A block of data

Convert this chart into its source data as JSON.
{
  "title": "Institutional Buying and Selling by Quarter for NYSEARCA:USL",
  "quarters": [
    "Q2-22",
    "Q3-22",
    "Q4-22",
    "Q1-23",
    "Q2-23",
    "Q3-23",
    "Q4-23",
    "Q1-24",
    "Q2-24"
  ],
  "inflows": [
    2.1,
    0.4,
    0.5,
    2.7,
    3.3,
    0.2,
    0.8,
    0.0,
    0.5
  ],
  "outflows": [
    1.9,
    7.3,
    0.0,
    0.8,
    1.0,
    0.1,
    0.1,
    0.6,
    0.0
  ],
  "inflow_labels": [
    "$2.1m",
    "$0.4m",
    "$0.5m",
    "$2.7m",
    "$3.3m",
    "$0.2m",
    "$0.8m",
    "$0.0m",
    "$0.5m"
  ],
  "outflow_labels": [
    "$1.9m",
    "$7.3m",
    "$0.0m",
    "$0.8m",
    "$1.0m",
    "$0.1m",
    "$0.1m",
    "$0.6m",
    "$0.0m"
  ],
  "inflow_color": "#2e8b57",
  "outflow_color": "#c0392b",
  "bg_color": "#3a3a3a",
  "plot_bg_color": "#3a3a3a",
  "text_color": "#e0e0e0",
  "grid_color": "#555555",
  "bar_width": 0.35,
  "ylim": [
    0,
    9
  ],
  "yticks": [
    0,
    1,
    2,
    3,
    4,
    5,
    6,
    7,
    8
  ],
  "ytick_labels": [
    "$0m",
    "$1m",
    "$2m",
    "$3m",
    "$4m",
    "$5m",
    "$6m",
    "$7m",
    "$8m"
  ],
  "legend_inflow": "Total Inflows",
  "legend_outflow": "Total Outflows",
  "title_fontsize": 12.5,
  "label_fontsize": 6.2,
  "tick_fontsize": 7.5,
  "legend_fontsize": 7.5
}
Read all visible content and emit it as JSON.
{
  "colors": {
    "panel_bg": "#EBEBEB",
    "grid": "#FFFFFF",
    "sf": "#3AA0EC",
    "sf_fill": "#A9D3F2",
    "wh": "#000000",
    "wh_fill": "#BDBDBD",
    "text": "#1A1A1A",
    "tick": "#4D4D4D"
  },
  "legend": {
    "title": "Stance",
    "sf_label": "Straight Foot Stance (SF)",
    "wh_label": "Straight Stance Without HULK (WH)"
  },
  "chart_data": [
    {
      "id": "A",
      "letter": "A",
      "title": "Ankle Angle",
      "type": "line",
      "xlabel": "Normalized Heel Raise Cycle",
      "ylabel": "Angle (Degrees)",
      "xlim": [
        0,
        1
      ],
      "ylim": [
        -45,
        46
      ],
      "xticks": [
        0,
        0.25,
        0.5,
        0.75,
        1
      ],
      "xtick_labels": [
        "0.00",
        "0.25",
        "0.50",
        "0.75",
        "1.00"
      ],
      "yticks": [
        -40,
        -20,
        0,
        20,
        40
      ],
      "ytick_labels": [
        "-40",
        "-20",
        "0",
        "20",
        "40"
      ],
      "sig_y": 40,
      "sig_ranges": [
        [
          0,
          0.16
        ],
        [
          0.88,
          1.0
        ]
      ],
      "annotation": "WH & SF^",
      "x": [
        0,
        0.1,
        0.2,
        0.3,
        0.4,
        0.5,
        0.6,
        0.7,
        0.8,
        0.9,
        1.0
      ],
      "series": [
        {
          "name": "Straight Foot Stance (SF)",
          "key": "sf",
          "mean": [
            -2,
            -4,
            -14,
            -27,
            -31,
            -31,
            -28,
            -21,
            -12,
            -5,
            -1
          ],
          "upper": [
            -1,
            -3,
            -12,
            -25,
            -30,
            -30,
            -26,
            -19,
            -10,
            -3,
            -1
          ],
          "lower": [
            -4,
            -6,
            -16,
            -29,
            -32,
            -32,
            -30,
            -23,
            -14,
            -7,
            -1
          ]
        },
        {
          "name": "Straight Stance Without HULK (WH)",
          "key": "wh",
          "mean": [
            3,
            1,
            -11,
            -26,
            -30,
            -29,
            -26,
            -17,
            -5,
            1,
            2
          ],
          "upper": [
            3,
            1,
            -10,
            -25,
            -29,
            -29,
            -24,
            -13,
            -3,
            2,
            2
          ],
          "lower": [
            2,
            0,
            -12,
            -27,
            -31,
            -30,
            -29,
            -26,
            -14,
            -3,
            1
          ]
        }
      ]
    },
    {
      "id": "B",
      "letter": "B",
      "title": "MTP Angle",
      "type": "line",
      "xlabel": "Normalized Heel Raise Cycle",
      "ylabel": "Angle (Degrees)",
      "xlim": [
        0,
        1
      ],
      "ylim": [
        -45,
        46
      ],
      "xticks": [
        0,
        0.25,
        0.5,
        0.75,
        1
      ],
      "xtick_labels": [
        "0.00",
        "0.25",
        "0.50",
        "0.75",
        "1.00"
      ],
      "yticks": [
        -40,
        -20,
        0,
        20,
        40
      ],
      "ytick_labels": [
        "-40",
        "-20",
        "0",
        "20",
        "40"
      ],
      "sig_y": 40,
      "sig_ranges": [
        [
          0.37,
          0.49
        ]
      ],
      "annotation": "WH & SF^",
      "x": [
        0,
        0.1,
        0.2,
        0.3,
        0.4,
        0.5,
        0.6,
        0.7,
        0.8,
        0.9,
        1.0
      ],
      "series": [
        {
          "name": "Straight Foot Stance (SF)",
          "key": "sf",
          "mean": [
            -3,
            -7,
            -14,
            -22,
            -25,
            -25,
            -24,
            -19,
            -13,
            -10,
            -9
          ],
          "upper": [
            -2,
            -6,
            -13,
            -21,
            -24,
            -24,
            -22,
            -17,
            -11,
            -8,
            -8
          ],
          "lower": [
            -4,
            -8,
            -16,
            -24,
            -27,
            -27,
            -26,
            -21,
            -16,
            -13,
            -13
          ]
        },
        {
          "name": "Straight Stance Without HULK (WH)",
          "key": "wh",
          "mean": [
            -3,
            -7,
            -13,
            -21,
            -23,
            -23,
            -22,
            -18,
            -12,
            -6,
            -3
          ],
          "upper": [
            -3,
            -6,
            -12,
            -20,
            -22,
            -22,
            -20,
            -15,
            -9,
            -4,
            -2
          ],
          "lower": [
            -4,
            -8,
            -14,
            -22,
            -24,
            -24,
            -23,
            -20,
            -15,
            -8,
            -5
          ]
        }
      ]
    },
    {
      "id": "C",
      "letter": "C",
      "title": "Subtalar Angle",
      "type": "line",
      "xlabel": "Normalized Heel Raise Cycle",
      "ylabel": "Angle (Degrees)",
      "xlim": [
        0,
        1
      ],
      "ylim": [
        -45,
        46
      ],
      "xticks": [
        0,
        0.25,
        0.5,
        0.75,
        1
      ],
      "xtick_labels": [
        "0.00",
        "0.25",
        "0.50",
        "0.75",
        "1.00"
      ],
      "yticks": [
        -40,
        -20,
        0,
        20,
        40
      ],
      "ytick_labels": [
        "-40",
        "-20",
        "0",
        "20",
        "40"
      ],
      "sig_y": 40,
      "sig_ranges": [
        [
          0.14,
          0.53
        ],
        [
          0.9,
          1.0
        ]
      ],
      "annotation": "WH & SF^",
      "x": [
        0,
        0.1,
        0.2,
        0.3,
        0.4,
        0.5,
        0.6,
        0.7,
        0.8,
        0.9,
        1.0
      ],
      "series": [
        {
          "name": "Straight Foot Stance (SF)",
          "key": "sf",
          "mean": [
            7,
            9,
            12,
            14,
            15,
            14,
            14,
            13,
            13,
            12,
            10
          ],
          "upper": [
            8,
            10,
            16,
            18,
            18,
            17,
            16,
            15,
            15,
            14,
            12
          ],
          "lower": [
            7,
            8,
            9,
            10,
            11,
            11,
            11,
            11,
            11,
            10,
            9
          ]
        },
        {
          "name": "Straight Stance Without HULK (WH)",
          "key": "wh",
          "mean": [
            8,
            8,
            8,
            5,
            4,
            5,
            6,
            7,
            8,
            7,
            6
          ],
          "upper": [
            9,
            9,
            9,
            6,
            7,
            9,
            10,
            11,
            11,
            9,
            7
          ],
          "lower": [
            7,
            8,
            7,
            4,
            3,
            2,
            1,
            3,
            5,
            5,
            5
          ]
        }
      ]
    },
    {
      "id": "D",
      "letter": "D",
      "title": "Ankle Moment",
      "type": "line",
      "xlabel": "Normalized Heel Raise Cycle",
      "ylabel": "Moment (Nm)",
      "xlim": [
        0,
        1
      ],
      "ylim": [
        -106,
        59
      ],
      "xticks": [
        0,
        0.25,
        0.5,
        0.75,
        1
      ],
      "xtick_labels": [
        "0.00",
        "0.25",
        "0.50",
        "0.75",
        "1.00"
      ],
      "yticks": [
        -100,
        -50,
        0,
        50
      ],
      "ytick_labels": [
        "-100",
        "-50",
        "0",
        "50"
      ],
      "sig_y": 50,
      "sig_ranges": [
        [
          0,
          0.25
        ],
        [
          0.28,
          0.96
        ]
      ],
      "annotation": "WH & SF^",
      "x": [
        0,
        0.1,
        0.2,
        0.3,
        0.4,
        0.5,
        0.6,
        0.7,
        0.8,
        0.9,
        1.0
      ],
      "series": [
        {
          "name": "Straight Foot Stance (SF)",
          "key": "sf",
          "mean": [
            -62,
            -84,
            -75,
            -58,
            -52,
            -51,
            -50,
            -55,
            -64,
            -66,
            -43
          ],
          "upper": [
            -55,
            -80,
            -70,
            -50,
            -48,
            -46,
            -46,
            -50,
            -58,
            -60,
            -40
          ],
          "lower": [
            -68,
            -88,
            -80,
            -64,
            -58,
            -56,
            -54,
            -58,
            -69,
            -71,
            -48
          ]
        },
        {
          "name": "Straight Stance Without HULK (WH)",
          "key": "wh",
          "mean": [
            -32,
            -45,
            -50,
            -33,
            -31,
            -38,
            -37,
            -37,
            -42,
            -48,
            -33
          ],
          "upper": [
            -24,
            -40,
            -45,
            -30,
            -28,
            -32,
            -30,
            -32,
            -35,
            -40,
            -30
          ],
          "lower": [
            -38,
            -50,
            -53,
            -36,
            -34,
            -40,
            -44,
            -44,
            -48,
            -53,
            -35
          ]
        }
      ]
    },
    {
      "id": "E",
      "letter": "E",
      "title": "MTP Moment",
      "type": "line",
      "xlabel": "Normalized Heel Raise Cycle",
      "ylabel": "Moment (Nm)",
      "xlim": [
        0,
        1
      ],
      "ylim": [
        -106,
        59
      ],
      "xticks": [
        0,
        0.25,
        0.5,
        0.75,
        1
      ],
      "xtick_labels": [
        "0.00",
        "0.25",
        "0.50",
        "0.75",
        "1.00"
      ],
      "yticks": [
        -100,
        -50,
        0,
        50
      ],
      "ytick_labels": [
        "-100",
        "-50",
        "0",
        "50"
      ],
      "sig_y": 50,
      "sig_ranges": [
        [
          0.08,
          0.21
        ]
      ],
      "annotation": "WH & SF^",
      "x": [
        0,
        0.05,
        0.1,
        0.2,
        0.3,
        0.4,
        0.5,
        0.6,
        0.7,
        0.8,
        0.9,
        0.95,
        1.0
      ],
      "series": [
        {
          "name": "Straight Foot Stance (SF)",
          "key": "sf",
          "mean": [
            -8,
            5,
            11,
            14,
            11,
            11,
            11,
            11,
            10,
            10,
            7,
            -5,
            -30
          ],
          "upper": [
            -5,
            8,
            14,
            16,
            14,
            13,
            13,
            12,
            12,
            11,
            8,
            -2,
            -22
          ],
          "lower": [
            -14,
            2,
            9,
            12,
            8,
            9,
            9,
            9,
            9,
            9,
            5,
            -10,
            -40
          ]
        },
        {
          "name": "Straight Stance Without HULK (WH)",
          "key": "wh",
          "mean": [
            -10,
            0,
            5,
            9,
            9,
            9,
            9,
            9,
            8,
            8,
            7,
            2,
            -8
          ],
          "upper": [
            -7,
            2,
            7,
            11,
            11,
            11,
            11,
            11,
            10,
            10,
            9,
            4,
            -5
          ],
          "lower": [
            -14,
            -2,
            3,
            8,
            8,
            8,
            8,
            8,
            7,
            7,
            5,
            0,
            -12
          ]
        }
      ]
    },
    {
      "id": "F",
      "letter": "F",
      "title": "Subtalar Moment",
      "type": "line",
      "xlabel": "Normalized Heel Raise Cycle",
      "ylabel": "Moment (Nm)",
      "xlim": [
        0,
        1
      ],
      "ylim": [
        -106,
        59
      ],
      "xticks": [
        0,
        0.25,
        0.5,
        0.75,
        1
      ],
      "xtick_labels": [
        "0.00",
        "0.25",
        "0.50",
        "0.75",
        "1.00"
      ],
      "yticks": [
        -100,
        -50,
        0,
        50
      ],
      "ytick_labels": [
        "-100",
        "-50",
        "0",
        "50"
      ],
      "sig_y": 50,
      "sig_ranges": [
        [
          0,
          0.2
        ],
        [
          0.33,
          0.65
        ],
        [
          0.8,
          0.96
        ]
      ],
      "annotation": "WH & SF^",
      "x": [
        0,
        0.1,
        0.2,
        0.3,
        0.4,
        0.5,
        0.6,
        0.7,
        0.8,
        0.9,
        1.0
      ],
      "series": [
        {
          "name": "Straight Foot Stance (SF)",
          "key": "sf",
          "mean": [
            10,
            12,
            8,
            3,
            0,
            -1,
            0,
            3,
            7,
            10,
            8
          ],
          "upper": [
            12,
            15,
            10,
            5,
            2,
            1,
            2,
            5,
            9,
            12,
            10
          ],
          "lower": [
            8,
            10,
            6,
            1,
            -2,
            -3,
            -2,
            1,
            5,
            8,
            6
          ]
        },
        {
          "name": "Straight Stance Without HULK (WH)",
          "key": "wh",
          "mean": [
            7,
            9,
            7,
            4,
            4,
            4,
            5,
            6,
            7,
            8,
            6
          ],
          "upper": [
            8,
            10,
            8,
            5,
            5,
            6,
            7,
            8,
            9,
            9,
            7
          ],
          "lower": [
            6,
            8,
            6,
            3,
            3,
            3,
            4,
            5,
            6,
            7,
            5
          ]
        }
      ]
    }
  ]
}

- [Prompt]: Copy out each line of the listing that holds "Total".

- [Written response]:
  "legend_inflow": "Total Inflows",
  "legend_outflow": "Total Outflows",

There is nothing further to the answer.